**REQUIRED WORK:** Report the count of lines below that include "исключить", without any other text.

**DATA LINES:**
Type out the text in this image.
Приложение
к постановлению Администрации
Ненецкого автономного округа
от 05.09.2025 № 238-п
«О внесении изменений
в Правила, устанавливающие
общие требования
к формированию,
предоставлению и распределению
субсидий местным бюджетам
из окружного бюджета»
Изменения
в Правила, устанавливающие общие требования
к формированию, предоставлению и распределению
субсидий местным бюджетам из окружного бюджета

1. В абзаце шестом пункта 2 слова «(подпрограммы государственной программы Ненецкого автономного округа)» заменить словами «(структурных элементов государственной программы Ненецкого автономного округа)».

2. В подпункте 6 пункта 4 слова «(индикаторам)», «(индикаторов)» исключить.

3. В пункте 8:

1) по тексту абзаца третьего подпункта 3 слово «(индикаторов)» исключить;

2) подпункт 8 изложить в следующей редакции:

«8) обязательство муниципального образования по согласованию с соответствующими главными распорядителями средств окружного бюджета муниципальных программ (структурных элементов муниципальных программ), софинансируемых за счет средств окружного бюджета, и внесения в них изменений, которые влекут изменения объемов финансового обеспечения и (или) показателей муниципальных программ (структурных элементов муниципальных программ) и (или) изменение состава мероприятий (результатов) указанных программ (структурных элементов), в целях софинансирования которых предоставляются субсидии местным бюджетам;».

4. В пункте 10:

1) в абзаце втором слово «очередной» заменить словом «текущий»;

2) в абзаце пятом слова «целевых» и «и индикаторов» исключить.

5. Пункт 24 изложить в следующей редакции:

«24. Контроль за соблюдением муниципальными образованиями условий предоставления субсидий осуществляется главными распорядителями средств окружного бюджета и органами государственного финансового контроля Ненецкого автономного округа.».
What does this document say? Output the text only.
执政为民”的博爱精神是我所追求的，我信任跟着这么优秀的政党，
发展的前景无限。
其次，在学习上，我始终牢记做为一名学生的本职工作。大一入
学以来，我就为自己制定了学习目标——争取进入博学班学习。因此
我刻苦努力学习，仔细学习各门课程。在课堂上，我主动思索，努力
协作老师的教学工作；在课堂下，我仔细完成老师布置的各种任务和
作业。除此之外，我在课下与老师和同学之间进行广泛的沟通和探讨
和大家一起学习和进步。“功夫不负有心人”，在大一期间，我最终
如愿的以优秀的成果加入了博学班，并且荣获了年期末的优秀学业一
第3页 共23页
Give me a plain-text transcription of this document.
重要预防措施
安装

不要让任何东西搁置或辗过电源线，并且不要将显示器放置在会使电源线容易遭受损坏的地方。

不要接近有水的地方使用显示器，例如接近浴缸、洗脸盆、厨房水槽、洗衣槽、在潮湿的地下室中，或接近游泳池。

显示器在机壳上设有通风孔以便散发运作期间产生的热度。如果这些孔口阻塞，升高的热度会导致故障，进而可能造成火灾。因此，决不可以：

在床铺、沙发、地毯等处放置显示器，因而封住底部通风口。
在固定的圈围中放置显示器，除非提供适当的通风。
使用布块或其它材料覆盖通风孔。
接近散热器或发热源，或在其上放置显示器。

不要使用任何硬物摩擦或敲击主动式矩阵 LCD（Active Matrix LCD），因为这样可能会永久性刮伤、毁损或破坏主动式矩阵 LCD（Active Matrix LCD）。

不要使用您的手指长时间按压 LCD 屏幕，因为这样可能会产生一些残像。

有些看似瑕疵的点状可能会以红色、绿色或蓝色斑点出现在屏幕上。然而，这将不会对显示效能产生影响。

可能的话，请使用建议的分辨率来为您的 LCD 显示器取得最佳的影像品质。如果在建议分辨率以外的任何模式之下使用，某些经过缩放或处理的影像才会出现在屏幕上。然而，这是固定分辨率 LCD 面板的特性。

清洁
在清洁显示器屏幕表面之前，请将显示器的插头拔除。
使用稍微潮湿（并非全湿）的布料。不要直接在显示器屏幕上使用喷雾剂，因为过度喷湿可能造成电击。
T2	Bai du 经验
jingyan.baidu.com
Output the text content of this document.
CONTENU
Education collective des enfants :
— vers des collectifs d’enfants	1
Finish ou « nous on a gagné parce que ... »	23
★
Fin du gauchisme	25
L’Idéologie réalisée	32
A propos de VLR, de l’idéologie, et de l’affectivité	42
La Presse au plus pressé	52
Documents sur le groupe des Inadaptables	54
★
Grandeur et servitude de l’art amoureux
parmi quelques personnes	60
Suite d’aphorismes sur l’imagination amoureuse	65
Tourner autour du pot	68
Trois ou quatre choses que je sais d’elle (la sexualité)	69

**RESPONSE:** 3